Duplicate the stretch of the Amplifihub article from "With the evolution" through "on his phone.".

• [Selection]
[Start]

Amplifihub partners with Airbit to give African producers another avenue for royalties off their beats

Kojo Baffoe
Ogojiii
Published in
2 min readSep 9, 2021
Photo by Soundtrap on Unsplash

With the evolution of digital tools and platforms over the last fifteen years, it has become easier to create. At the same time, it has also created a landscape filled with much noise and much competition. Being remunerated for what one creates has become harder. We see this extensively within the music space with thousands, if not hundreds of thousands of music makers churning out beats, my son being one of those, sitting with over 200 beats on his phone.

Established in 2009, Airbit is an online beat marketplace and platform where independent music makers can upload and sell their beats. In addition, they have what they say is a unique YouTube Content ID Monetisation feature built into their platform that enables them to collect royalties on YouTube videos for tracks that producers upload to Airbit.

On the African continent, Nigerian-based Amplifihub also has a platform for African producers and beat makers to sell their beats to a broader market. Ezekiel Olayinka, COO of Amplifihub says, “We currently have over 2,000 producers on the platform making beat for sales with over 2 million beat plays as at June 2021. A play count for each beat is after the first 30 seconds listen.”

[End]

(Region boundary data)
[Start]

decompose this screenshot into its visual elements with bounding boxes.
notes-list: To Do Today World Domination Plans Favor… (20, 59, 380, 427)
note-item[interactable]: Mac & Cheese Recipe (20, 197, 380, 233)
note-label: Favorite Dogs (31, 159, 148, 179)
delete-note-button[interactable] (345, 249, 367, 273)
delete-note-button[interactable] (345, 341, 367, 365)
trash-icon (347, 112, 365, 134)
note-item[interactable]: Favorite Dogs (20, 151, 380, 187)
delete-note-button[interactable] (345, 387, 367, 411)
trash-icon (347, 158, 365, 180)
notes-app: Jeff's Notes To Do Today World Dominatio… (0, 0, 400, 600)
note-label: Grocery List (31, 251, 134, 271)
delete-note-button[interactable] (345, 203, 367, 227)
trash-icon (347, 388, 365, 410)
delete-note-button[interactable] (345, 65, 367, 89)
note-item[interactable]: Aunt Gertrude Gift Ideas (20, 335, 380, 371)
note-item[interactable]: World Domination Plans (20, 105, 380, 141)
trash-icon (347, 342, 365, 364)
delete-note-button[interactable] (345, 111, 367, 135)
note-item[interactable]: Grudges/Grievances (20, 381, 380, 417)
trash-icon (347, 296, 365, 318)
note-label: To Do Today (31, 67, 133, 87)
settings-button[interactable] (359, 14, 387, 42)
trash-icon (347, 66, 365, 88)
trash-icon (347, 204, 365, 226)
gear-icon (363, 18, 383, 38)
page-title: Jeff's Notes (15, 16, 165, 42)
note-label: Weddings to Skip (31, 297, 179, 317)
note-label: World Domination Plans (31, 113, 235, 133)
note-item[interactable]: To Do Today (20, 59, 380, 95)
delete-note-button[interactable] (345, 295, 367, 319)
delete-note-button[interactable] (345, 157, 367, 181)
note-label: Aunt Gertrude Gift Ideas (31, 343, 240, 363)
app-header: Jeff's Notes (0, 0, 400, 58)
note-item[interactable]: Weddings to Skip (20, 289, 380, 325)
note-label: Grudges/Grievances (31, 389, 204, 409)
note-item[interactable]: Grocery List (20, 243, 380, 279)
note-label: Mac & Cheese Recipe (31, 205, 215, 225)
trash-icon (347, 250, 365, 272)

[End]

• [Complete output]
With the evolution of digital tools and platforms over the last fifteen years, it has become easier to create. At the same time, it has also created a landscape filled with much noise and much competition. Being remunerated for what one creates has become harder. We see this extensively within the music space with thousands, if not hundreds of thousands of music makers churning out beats, my son being one of those, sitting with over 200 beats on his phone.